___ Data supplied
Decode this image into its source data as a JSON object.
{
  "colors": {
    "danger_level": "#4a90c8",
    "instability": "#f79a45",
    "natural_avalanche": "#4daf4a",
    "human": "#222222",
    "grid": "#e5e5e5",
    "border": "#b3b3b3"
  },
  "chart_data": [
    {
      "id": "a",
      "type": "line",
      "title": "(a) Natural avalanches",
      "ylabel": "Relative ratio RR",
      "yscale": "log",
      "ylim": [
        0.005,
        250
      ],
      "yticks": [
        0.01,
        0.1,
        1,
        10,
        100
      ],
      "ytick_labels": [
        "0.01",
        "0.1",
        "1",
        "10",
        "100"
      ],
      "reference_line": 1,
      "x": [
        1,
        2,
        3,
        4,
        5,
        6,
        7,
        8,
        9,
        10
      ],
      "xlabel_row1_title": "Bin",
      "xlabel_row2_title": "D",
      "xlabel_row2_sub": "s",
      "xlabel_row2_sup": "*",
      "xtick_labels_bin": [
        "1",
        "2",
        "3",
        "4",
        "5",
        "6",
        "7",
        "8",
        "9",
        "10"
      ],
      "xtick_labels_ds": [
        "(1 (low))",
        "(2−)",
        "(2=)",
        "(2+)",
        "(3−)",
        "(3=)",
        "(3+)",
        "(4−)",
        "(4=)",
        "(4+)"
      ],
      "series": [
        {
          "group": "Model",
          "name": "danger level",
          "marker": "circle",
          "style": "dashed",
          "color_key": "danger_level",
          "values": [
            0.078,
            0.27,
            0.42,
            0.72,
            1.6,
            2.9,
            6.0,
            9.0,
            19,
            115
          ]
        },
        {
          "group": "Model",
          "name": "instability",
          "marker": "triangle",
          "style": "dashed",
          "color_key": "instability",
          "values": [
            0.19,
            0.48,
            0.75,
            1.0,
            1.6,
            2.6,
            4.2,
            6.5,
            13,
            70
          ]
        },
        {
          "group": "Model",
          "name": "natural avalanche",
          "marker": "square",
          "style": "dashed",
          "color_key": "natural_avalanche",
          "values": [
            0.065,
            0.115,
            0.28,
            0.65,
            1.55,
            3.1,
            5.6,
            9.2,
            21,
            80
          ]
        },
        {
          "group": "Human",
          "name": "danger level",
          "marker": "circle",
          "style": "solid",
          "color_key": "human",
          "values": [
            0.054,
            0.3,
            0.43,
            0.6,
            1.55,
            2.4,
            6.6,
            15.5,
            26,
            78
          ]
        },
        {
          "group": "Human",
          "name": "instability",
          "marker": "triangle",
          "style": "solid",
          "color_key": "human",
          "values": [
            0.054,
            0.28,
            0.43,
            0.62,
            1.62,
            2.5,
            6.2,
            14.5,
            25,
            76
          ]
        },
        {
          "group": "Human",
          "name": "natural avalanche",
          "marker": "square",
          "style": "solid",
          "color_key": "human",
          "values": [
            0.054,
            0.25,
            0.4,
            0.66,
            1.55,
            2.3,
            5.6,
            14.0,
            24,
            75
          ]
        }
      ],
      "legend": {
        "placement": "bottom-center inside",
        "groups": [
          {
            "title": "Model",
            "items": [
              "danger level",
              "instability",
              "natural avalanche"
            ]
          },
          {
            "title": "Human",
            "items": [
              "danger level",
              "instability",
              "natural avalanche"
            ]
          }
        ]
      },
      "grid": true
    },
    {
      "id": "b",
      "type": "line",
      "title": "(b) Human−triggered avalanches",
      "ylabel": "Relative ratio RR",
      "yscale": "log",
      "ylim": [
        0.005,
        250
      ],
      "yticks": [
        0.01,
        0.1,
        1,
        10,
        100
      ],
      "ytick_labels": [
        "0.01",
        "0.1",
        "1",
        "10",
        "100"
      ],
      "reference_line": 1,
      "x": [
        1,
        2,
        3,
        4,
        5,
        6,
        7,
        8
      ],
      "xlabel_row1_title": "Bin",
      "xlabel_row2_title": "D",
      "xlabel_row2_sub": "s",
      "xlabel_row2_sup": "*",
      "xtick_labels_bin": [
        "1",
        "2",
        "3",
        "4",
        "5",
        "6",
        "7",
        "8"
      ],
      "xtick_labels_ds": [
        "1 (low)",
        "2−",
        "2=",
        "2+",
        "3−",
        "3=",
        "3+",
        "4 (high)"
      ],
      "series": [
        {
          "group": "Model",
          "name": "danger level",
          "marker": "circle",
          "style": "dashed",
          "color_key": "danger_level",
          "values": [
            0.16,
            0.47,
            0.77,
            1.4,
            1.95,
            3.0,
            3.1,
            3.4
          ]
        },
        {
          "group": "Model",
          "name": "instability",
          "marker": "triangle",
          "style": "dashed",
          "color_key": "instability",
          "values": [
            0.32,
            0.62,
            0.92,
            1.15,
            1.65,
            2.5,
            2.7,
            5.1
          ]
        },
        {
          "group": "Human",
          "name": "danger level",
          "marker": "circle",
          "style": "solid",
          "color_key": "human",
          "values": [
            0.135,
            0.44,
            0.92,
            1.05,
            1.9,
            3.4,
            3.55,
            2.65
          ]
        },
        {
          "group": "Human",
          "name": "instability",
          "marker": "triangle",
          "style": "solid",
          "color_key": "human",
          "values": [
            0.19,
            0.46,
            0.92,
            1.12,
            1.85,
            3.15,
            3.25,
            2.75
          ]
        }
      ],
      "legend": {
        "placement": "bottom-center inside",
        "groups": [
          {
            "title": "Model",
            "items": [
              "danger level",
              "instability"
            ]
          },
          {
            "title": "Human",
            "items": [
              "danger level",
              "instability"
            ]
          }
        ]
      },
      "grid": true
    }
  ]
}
______
▶ **Written instruction**
Write out every entry above, word for word.

▶ **Reply**
Decode this image into its source data as a JSON object.
{
  "colors": {
    "danger_level": "#4a90c8",
    "instability": "#f79a45",
    "natural_avalanche": "#4daf4a",
    "human": "#222222",
    "grid": "#e5e5e5",
    "border": "#b3b3b3"
  },
  "chart_data": [
    {
      "id": "a",
      "type": "line",
      "title": "(a) Natural avalanches",
      "ylabel": "Relative ratio RR",
      "yscale": "log",
      "ylim": [
        0.005,
        250
      ],
      "yticks": [
        0.01,
        0.1,
        1,
        10,
        100
      ],
      "ytick_labels": [
        "0.01",
        "0.1",
        "1",
        "10",
        "100"
      ],
      "reference_line": 1,
      "x": [
        1,
        2,
        3,
        4,
        5,
        6,
        7,
        8,
        9,
        10
      ],
      "xlabel_row1_title": "Bin",
      "xlabel_row2_title": "D",
      "xlabel_row2_sub": "s",
      "xlabel_row2_sup": "*",
      "xtick_labels_bin": [
        "1",
        "2",
        "3",
        "4",
        "5",
        "6",
        "7",
        "8",
        "9",
        "10"
      ],
      "xtick_labels_ds": [
        "(1 (low))",
        "(2−)",
        "(2=)",
        "(2+)",
        "(3−)",
        "(3=)",
        "(3+)",
        "(4−)",
        "(4=)",
        "(4+)"
      ],
      "series": [
        {
          "group": "Model",
          "name": "danger level",
          "marker": "circle",
          "style": "dashed",
          "color_key": "danger_level",
          "values": [
            0.078,
            0.27,
            0.42,
            0.72,
            1.6,
            2.9,
            6.0,
            9.0,
            19,
            115
          ]
        },
        {
          "group": "Model",
          "name": "instability",
          "marker": "triangle",
          "style": "dashed",
          "color_key": "instability",
          "values": [
            0.19,
            0.48,
            0.75,
            1.0,
            1.6,
            2.6,
            4.2,
            6.5,
            13,
            70
          ]
        },
        {
          "group": "Model",
          "name": "natural avalanche",
          "marker": "square",
          "style": "dashed",
          "color_key": "natural_avalanche",
          "values": [
            0.065,
            0.115,
            0.28,
            0.65,
            1.55,
            3.1,
            5.6,
            9.2,
            21,
            80
          ]
        },
        {
          "group": "Human",
          "name": "danger level",
          "marker": "circle",
          "style": "solid",
          "color_key": "human",
          "values": [
            0.054,
            0.3,
            0.43,
            0.6,
            1.55,
            2.4,
            6.6,
            15.5,
            26,
            78
          ]
        },
        {
          "group": "Human",
          "name": "instability",
          "marker": "triangle",
          "style": "solid",
          "color_key": "human",
          "values": [
            0.054,
            0.28,
            0.43,
            0.62,
            1.62,
            2.5,
            6.2,
            14.5,
            25,
            76
          ]
        },
        {
          "group": "Human",
          "name": "natural avalanche",
          "marker": "square",
          "style": "solid",
          "color_key": "human",
          "values": [
            0.054,
            0.25,
            0.4,
            0.66,
            1.55,
            2.3,
            5.6,
            14.0,
            24,
            75
          ]
        }
      ],
      "legend": {
        "placement": "bottom-center inside",
        "groups": [
          {
            "title": "Model",
            "items": [
              "danger level",
              "instability",
              "natural avalanche"
            ]
          },
          {
            "title": "Human",
            "items": [
              "danger level",
              "instability",
              "natural avalanche"
            ]
          }
        ]
      },
      "grid": true
    },
    {
      "id": "b",
      "type": "line",
      "title": "(b) Human−triggered avalanches",
      "ylabel": "Relative ratio RR",
      "yscale": "log",
      "ylim": [
        0.005,
        250
      ],
      "yticks": [
        0.01,
        0.1,
        1,
        10,
        100
      ],
      "ytick_labels": [
        "0.01",
        "0.1",
        "1",
        "10",
        "100"
      ],
      "reference_line": 1,
      "x": [
        1,
        2,
        3,
        4,
        5,
        6,
        7,
        8
      ],
      "xlabel_row1_title": "Bin",
      "xlabel_row2_title": "D",
      "xlabel_row2_sub": "s",
      "xlabel_row2_sup": "*",
      "xtick_labels_bin": [
        "1",
        "2",
        "3",
        "4",
        "5",
        "6",
        "7",
        "8"
      ],
      "xtick_labels_ds": [
        "1 (low)",
        "2−",
        "2=",
        "2+",
        "3−",
        "3=",
        "3+",
        "4 (high)"
      ],
      "series": [
        {
          "group": "Model",
          "name": "danger level",
          "marker": "circle",
          "style": "dashed",
          "color_key": "danger_level",
          "values": [
            0.16,
            0.47,
            0.77,
            1.4,
            1.95,
            3.0,
            3.1,
            3.4
          ]
        },
        {
          "group": "Model",
          "name": "instability",
          "marker": "triangle",
          "style": "dashed",
          "color_key": "instability",
          "values": [
            0.32,
            0.62,
            0.92,
            1.15,
            1.65,
            2.5,
            2.7,
            5.1
          ]
        },
        {
          "group": "Human",
          "name": "danger level",
          "marker": "circle",
          "style": "solid",
          "color_key": "human",
          "values": [
            0.135,
            0.44,
            0.92,
            1.05,
            1.9,
            3.4,
            3.55,
            2.65
          ]
        },
        {
          "group": "Human",
          "name": "instability",
          "marker": "triangle",
          "style": "solid",
          "color_key": "human",
          "values": [
            0.19,
            0.46,
            0.92,
            1.12,
            1.85,
            3.15,
            3.25,
            2.75
          ]
        }
      ],
      "legend": {
        "placement": "bottom-center inside",
        "groups": [
          {
            "title": "Model",
            "items": [
              "danger level",
              "instability"
            ]
          },
          {
            "title": "Human",
            "items": [
              "danger level",
              "instability"
            ]
          }
        ]
      },
      "grid": true
    }
  ]
}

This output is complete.